Exercise requirements: Set out each line from the following listing that includes the word "Infrastructure".

Extracted material:
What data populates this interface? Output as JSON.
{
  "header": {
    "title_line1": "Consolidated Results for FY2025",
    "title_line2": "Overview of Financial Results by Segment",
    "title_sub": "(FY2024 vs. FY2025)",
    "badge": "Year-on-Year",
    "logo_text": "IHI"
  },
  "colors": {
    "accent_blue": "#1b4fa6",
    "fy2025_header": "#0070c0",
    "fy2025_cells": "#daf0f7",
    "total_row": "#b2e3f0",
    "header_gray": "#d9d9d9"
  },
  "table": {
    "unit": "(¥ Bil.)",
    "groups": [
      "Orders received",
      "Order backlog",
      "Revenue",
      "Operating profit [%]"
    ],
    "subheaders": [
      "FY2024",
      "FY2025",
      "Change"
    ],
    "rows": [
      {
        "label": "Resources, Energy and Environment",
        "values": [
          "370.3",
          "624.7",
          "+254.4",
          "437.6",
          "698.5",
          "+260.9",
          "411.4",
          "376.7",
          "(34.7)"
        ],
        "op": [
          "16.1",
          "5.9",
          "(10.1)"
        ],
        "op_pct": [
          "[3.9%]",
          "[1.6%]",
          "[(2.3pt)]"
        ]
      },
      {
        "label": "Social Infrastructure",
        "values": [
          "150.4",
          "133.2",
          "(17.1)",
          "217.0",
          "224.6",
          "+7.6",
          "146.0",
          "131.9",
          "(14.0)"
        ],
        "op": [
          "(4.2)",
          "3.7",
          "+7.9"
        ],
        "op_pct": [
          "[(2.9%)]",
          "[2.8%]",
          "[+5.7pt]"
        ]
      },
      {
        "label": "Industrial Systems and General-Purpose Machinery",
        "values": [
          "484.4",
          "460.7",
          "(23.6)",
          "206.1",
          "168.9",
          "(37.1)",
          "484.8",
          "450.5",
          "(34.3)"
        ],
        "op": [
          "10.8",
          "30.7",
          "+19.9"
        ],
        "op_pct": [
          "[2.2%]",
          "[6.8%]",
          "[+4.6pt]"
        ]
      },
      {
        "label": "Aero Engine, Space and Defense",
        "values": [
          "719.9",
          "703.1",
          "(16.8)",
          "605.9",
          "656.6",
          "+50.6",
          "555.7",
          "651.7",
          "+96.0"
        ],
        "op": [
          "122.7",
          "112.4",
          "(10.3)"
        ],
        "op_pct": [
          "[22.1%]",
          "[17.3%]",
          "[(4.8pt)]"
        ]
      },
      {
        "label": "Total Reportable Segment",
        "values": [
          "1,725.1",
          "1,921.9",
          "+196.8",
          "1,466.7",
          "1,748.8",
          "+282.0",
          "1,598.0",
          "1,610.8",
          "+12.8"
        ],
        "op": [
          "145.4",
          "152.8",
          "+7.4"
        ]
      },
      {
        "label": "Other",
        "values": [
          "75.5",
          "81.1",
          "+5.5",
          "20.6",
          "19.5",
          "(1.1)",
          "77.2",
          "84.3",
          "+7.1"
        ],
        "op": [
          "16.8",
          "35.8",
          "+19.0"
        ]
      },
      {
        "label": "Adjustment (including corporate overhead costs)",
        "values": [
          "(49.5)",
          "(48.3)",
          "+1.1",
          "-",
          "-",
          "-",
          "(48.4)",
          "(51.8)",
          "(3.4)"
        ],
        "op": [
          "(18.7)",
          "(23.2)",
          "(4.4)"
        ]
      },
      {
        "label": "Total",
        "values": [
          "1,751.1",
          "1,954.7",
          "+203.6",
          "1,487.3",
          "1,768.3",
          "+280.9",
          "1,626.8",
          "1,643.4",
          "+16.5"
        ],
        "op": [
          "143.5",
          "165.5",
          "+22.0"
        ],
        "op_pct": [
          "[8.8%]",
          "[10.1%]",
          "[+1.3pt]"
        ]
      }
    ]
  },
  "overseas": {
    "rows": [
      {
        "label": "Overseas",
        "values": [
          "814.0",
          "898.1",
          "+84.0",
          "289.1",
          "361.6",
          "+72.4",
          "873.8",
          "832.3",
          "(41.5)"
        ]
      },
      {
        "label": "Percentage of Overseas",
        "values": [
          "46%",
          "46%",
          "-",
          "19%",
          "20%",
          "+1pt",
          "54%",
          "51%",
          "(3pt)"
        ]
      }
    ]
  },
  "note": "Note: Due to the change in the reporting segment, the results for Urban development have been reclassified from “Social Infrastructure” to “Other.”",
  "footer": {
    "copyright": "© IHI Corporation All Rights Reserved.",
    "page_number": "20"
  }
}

Solution:
        "label": "Social Infrastructure",
  "note": "Note: Due to the change in the reporting segment, the results for Urban development have been reclassified from “Social Infrastructure” to “Other.”",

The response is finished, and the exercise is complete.